-- begin Supplied information --

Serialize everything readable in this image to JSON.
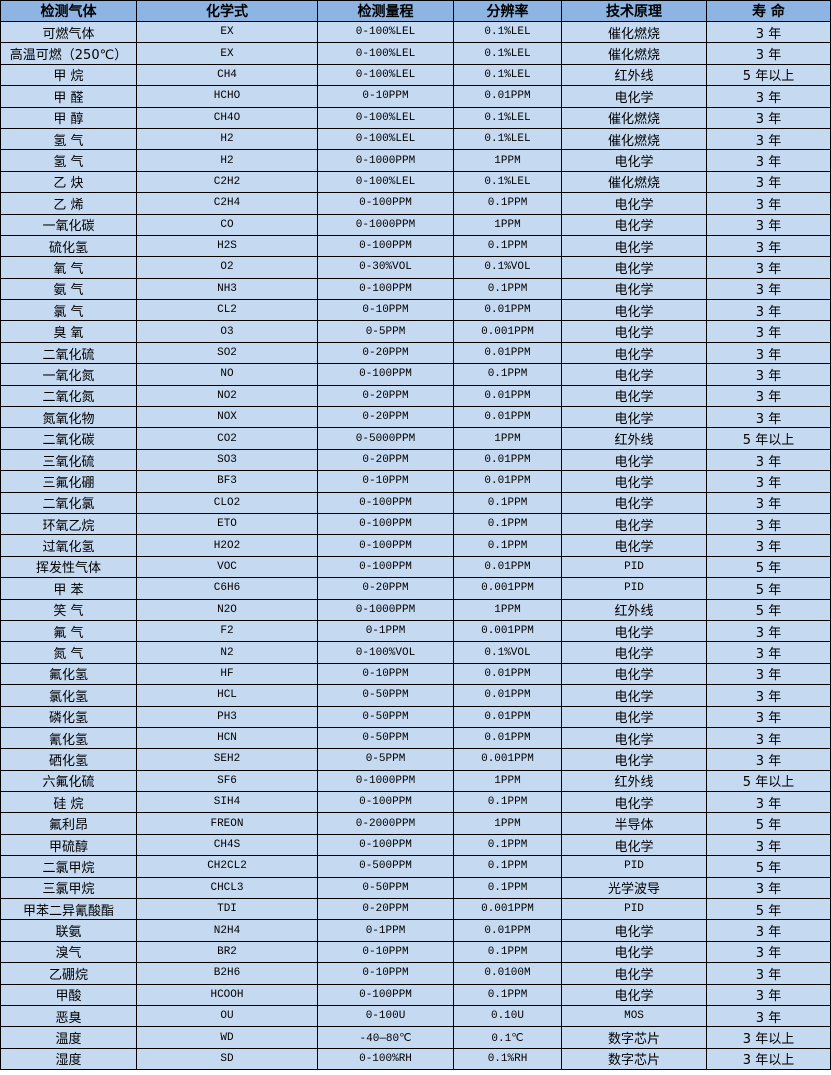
{
  "headers": [
    "检测气体",
    "化学式",
    "检测量程",
    "分辨率",
    "技术原理",
    "寿 命"
  ],
  "rows": [
    [
      "可燃气体",
      "EX",
      "0-100%LEL",
      "0.1%LEL",
      "催化燃烧",
      "3 年"
    ],
    [
      "高温可燃（250℃）",
      "EX",
      "0-100%LEL",
      "0.1%LEL",
      "催化燃烧",
      "3 年"
    ],
    [
      "甲 烷",
      "CH4",
      "0-100%LEL",
      "0.1%LEL",
      "红外线",
      "5 年以上"
    ],
    [
      "甲 醛",
      "HCHO",
      "0-10PPM",
      "0.01PPM",
      "电化学",
      "3 年"
    ],
    [
      "甲 醇",
      "CH4O",
      "0-100%LEL",
      "0.1%LEL",
      "催化燃烧",
      "3 年"
    ],
    [
      "氢 气",
      "H2",
      "0-100%LEL",
      "0.1%LEL",
      "催化燃烧",
      "3 年"
    ],
    [
      "氢 气",
      "H2",
      "0-1000PPM",
      "1PPM",
      "电化学",
      "3 年"
    ],
    [
      "乙 炔",
      "C2H2",
      "0-100%LEL",
      "0.1%LEL",
      "催化燃烧",
      "3 年"
    ],
    [
      "乙 烯",
      "C2H4",
      "0-100PPM",
      "0.1PPM",
      "电化学",
      "3 年"
    ],
    [
      "一氧化碳",
      "CO",
      "0-1000PPM",
      "1PPM",
      "电化学",
      "3 年"
    ],
    [
      "硫化氢",
      "H2S",
      "0-100PPM",
      "0.1PPM",
      "电化学",
      "3 年"
    ],
    [
      "氧 气",
      "O2",
      "0-30%VOL",
      "0.1%VOL",
      "电化学",
      "3 年"
    ],
    [
      "氨 气",
      "NH3",
      "0-100PPM",
      "0.1PPM",
      "电化学",
      "3 年"
    ],
    [
      "氯 气",
      "CL2",
      "0-10PPM",
      "0.01PPM",
      "电化学",
      "3 年"
    ],
    [
      "臭 氧",
      "O3",
      "0-5PPM",
      "0.001PPM",
      "电化学",
      "3 年"
    ],
    [
      "二氧化硫",
      "SO2",
      "0-20PPM",
      "0.01PPM",
      "电化学",
      "3 年"
    ],
    [
      "一氧化氮",
      "NO",
      "0-100PPM",
      "0.1PPM",
      "电化学",
      "3 年"
    ],
    [
      "二氧化氮",
      "NO2",
      "0-20PPM",
      "0.01PPM",
      "电化学",
      "3 年"
    ],
    [
      "氮氧化物",
      "NOX",
      "0-20PPM",
      "0.01PPM",
      "电化学",
      "3 年"
    ],
    [
      "二氧化碳",
      "CO2",
      "0-5000PPM",
      "1PPM",
      "红外线",
      "5 年以上"
    ],
    [
      "三氧化硫",
      "SO3",
      "0-20PPM",
      "0.01PPM",
      "电化学",
      "3 年"
    ],
    [
      "三氟化硼",
      "BF3",
      "0-10PPM",
      "0.01PPM",
      "电化学",
      "3 年"
    ],
    [
      "二氧化氯",
      "CLO2",
      "0-100PPM",
      "0.1PPM",
      "电化学",
      "3 年"
    ],
    [
      "环氧乙烷",
      "ETO",
      "0-100PPM",
      "0.1PPM",
      "电化学",
      "3 年"
    ],
    [
      "过氧化氢",
      "H2O2",
      "0-100PPM",
      "0.1PPM",
      "电化学",
      "3 年"
    ],
    [
      "挥发性气体",
      "VOC",
      "0-100PPM",
      "0.01PPM",
      "PID",
      "5 年"
    ],
    [
      "甲 苯",
      "C6H6",
      "0-20PPM",
      "0.001PPM",
      "PID",
      "5 年"
    ],
    [
      "笑 气",
      "N2O",
      "0-1000PPM",
      "1PPM",
      "红外线",
      "5 年"
    ],
    [
      "氟 气",
      "F2",
      "0-1PPM",
      "0.001PPM",
      "电化学",
      "3 年"
    ],
    [
      "氮 气",
      "N2",
      "0-100%VOL",
      "0.1%VOL",
      "电化学",
      "3 年"
    ],
    [
      "氟化氢",
      "HF",
      "0-10PPM",
      "0.01PPM",
      "电化学",
      "3 年"
    ],
    [
      "氯化氢",
      "HCL",
      "0-50PPM",
      "0.01PPM",
      "电化学",
      "3 年"
    ],
    [
      "磷化氢",
      "PH3",
      "0-50PPM",
      "0.01PPM",
      "电化学",
      "3 年"
    ],
    [
      "氰化氢",
      "HCN",
      "0-50PPM",
      "0.01PPM",
      "电化学",
      "3 年"
    ],
    [
      "硒化氢",
      "SEH2",
      "0-5PPM",
      "0.001PPM",
      "电化学",
      "3 年"
    ],
    [
      "六氟化硫",
      "SF6",
      "0-1000PPM",
      "1PPM",
      "红外线",
      "5 年以上"
    ],
    [
      "硅 烷",
      "SIH4",
      "0-100PPM",
      "0.1PPM",
      "电化学",
      "3 年"
    ],
    [
      "氟利昂",
      "FREON",
      "0-2000PPM",
      "1PPM",
      "半导体",
      "5 年"
    ],
    [
      "甲硫醇",
      "CH4S",
      "0-100PPM",
      "0.1PPM",
      "电化学",
      "3 年"
    ],
    [
      "二氯甲烷",
      "CH2CL2",
      "0-500PPM",
      "0.1PPM",
      "PID",
      "5 年"
    ],
    [
      "三氯甲烷",
      "CHCL3",
      "0-50PPM",
      "0.1PPM",
      "光学波导",
      "3 年"
    ],
    [
      "甲苯二异氰酸酯",
      "TDI",
      "0-20PPM",
      "0.001PPM",
      "PID",
      "5 年"
    ],
    [
      "联氨",
      "N2H4",
      "0-1PPM",
      "0.01PPM",
      "电化学",
      "3 年"
    ],
    [
      "溴气",
      "BR2",
      "0-10PPM",
      "0.1PPM",
      "电化学",
      "3 年"
    ],
    [
      "乙硼烷",
      "B2H6",
      "0-10PPM",
      "0.0100M",
      "电化学",
      "3 年"
    ],
    [
      "甲酸",
      "HCOOH",
      "0-100PPM",
      "0.1PPM",
      "电化学",
      "3 年"
    ],
    [
      "恶臭",
      "OU",
      "0-100U",
      "0.10U",
      "MOS",
      "3 年"
    ],
    [
      "温度",
      "WD",
      "-40—80℃",
      "0.1℃",
      "数字芯片",
      "3 年以上"
    ],
    [
      "湿度",
      "SD",
      "0-100%RH",
      "0.1%RH",
      "数字芯片",
      "3 年以上"
    ]
  ],
  "colors": {
    "header_bg": "#8db4e2",
    "row_bg": "#c5d9f1",
    "border": "#000000"
  }
}
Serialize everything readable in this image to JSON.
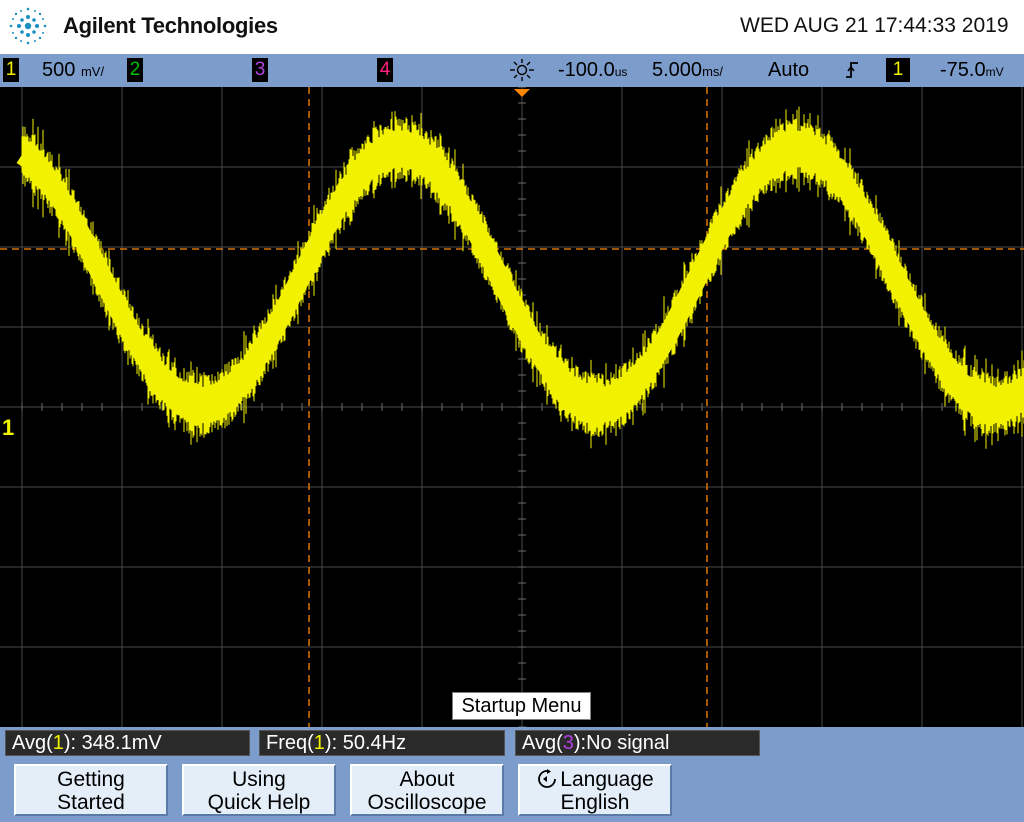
{
  "header": {
    "brand": "Agilent Technologies",
    "datetime": "WED AUG 21 17:44:33 2019",
    "logo_icon": "agilent-spark-icon"
  },
  "status": {
    "ch1_num": "1",
    "ch1_scale": "500",
    "ch1_unit": "mV/",
    "ch2_num": "2",
    "ch3_num": "3",
    "ch4_num": "4",
    "timebase_icon": "timebase-sun-icon",
    "delay": "-100.0",
    "delay_unit": "us",
    "timescale": "5.000",
    "timescale_unit": "ms/",
    "trigger_mode": "Auto",
    "trigger_edge_icon": "rising-edge-icon",
    "trigger_source": "1",
    "trigger_level": "-75.0",
    "trigger_level_unit": "mV"
  },
  "colors": {
    "ch1": "#f2f200",
    "ch2": "#00c000",
    "ch3": "#b040e0",
    "ch4": "#ff2080",
    "cursor": "#ff8800",
    "bar": "#7c9ccc"
  },
  "screen": {
    "ground_marker": "1"
  },
  "menu": {
    "title": "Startup Menu"
  },
  "measurements": {
    "avg1_prefix": "Avg(",
    "avg1_ch": "1",
    "avg1_suffix": "): 348.1mV",
    "freq1_prefix": "Freq(",
    "freq1_ch": "1",
    "freq1_suffix": "): 50.4Hz",
    "avg3_prefix": "Avg(",
    "avg3_ch": "3",
    "avg3_suffix": "):No signal"
  },
  "softkeys": {
    "k1_line1": "Getting",
    "k1_line2": "Started",
    "k2_line1": "Using",
    "k2_line2": "Quick Help",
    "k3_line1": "About",
    "k3_line2": "Oscilloscope",
    "k4_icon": "rotate-knob-icon",
    "k4_line1": "Language",
    "k4_line2": "English"
  },
  "waveform": {
    "channel": "1",
    "frequency_hz": 50.4,
    "volts_per_div": 0.5,
    "time_per_div_ms": 5.0,
    "shape": "noisy sine"
  }
}
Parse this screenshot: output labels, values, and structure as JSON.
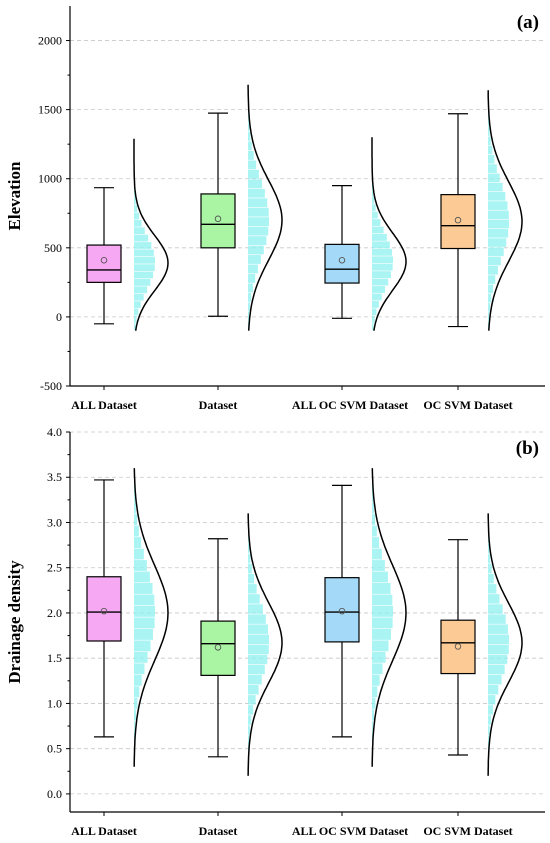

-- end Supplied information --

- Task goal:
Find the word "icon" in the material, then list each line that holds it.

- Complete answer:
    "logo_icon": "agilent-spark-icon"
    "timebase_icon": "timebase-sun-icon",
    "trigger_edge_icon": "rising-edge-icon",
    "k4_icon": "rotate-knob-icon",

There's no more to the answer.